> _할 일_
아래 항목 전체를 한 줄도 빠짐없이, 글자 하나 바꾸지 말고 그대로 다시 적으시오.
• • •
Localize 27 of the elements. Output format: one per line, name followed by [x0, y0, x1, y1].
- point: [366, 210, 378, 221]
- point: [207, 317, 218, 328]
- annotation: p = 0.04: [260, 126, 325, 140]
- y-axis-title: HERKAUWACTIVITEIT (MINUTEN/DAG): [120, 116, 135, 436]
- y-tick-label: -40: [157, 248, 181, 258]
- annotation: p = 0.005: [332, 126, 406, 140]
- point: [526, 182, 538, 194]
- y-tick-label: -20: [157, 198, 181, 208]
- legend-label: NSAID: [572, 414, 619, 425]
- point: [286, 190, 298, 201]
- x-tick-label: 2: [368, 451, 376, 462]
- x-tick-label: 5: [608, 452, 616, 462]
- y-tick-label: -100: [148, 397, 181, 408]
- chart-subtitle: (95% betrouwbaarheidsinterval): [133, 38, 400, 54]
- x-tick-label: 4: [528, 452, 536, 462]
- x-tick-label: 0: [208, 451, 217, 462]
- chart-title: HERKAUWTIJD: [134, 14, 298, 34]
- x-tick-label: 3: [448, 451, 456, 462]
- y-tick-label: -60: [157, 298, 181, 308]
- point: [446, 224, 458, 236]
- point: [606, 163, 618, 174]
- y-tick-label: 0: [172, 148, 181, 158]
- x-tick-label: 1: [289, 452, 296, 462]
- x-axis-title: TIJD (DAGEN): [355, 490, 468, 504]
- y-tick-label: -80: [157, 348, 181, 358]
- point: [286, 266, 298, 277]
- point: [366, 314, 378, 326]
• • •
> _연습 결과_
Localize 27 of the elements. Output format: one per line, name followed by [x0, y0, x1, y1].
- point: [366, 210, 378, 221]
- point: [207, 317, 218, 328]
- annotation: p = 0.04: [260, 126, 325, 140]
- y-axis-title: HERKAUWACTIVITEIT (MINUTEN/DAG): [120, 116, 135, 436]
- y-tick-label: -40: [157, 248, 181, 258]
- annotation: p = 0.005: [332, 126, 406, 140]
- point: [526, 182, 538, 194]
- y-tick-label: -20: [157, 198, 181, 208]
- legend-label: NSAID: [572, 414, 619, 425]
- point: [286, 190, 298, 201]
- x-tick-label: 2: [368, 451, 376, 462]
- x-tick-label: 5: [608, 452, 616, 462]
- y-tick-label: -100: [148, 397, 181, 408]
- chart-subtitle: (95% betrouwbaarheidsinterval): [133, 38, 400, 54]
- x-tick-label: 4: [528, 452, 536, 462]
- x-tick-label: 0: [208, 451, 217, 462]
- chart-title: HERKAUWTIJD: [134, 14, 298, 34]
- x-tick-label: 3: [448, 451, 456, 462]
- y-tick-label: -60: [157, 298, 181, 308]
- point: [446, 224, 458, 236]
- point: [606, 163, 618, 174]
- y-tick-label: 0: [172, 148, 181, 158]
- x-tick-label: 1: [289, 452, 296, 462]
- x-axis-title: TIJD (DAGEN): [355, 490, 468, 504]
- y-tick-label: -80: [157, 348, 181, 358]
- point: [286, 266, 298, 277]
- point: [366, 314, 378, 326]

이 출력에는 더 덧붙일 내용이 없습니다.